*** Begin section ***
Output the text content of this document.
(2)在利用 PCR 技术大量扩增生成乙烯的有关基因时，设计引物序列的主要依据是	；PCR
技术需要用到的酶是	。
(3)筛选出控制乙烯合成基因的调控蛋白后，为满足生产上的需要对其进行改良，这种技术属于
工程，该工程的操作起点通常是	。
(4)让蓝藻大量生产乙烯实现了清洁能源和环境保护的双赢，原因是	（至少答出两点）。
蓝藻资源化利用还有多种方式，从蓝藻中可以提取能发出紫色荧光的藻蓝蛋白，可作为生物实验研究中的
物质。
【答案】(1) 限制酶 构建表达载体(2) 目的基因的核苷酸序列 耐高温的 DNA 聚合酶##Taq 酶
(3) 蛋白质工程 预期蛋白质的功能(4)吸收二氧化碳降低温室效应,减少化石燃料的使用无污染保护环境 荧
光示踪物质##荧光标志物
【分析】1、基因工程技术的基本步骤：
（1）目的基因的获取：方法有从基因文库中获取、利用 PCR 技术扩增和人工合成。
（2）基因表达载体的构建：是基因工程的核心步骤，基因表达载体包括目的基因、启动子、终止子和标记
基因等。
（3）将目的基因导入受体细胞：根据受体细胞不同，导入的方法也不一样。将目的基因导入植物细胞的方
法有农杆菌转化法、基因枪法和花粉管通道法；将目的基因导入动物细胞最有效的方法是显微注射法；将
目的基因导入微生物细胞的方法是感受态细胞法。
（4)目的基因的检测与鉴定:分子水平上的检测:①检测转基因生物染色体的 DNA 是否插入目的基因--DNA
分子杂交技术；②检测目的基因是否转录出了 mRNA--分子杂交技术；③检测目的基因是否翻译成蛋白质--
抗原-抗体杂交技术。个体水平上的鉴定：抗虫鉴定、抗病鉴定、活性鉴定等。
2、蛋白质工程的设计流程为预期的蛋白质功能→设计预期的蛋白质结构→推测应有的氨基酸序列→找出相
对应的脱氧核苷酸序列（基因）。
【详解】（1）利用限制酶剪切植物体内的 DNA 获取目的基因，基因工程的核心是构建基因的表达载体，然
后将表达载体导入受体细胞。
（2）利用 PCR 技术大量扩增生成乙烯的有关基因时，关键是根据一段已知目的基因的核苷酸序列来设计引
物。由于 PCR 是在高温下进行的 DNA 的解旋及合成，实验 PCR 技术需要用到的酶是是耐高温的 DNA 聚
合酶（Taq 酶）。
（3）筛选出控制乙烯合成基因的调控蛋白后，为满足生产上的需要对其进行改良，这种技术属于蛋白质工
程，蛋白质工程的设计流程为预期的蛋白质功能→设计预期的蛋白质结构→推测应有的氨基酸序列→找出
*** End section ***
*** Begin section ***
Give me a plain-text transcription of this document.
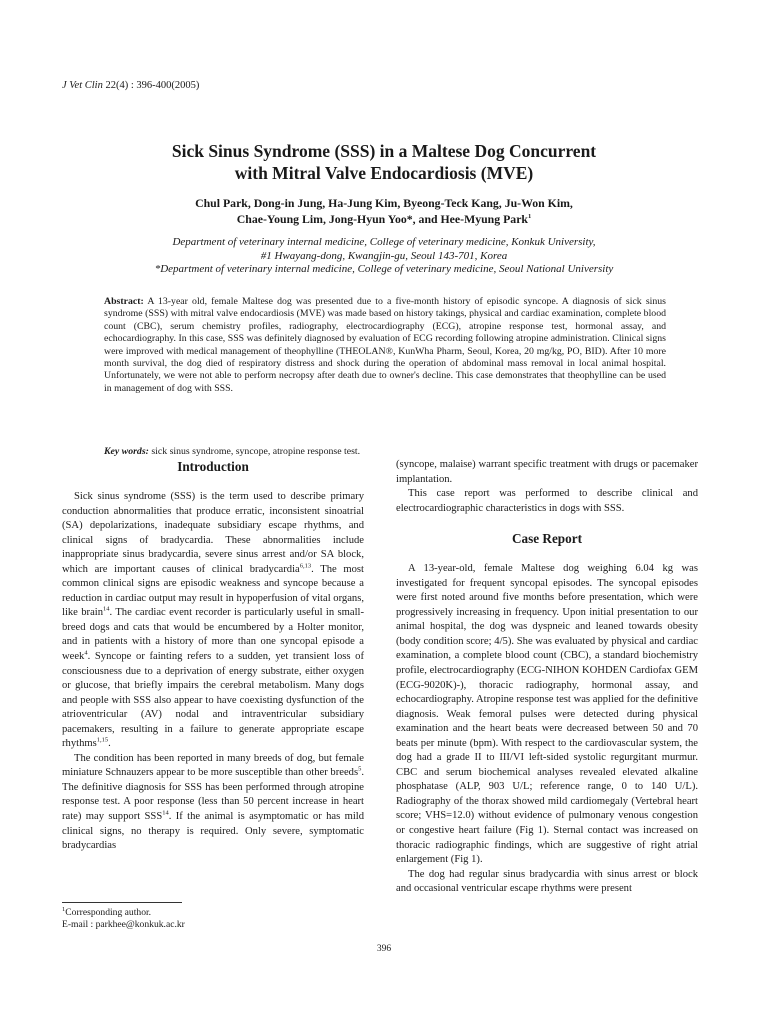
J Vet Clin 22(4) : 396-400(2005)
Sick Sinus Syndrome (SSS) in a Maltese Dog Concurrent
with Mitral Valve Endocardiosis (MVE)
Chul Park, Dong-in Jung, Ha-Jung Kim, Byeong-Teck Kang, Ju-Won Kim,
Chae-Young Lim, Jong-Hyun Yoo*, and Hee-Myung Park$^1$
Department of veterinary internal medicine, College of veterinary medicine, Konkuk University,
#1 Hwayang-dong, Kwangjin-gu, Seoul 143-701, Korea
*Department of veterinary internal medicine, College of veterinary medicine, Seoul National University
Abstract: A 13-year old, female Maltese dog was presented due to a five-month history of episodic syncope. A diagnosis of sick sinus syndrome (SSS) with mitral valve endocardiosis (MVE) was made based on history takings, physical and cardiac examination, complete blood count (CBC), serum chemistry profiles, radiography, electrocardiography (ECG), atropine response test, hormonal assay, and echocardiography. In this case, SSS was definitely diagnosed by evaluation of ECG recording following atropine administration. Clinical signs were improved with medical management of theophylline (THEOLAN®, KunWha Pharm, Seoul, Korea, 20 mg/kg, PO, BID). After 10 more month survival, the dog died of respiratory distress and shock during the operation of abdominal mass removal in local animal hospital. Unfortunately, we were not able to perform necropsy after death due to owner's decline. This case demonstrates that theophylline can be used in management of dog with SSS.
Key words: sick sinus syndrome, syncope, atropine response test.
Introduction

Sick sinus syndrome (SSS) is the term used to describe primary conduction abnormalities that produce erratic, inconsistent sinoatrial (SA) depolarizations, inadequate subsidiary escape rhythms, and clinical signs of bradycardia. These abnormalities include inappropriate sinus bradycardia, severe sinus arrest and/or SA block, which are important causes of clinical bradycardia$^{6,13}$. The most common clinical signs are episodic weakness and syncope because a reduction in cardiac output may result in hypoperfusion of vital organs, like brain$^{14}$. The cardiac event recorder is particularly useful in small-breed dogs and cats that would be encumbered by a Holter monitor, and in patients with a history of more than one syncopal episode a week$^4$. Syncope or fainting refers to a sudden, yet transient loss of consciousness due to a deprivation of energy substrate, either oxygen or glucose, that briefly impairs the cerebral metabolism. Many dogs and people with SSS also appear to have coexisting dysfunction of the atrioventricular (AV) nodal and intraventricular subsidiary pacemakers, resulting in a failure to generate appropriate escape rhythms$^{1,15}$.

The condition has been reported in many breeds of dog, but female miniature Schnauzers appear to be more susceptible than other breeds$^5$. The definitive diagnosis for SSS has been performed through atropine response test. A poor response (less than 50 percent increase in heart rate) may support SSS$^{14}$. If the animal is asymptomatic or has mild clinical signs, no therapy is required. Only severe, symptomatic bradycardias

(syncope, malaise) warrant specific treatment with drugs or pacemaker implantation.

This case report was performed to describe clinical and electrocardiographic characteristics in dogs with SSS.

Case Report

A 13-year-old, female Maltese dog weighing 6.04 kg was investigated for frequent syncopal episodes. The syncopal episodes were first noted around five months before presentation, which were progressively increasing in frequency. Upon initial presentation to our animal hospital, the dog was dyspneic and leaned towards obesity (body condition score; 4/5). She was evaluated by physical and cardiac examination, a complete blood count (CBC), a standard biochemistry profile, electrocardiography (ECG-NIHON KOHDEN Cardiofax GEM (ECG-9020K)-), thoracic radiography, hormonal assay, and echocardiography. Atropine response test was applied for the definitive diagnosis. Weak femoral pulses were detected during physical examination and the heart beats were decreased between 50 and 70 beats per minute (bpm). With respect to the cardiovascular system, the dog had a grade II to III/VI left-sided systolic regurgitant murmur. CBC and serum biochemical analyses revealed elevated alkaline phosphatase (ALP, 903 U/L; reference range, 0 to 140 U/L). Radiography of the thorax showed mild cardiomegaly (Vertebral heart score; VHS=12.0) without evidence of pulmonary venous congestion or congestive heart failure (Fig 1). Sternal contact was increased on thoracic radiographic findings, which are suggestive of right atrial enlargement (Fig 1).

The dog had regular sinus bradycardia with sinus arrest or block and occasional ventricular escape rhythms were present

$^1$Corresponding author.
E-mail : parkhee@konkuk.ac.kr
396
*** End section ***
Exercise goal
For every line of the material that holds the word "为满足生产上的需要对其进行改良", make a copy.

Your response
(3)筛选出控制乙烯合成基因的调控蛋白后，为满足生产上的需要对其进行改良，这种技术属于
（3）筛选出控制乙烯合成基因的调控蛋白后，为满足生产上的需要对其进行改良，这种技术属于蛋白质工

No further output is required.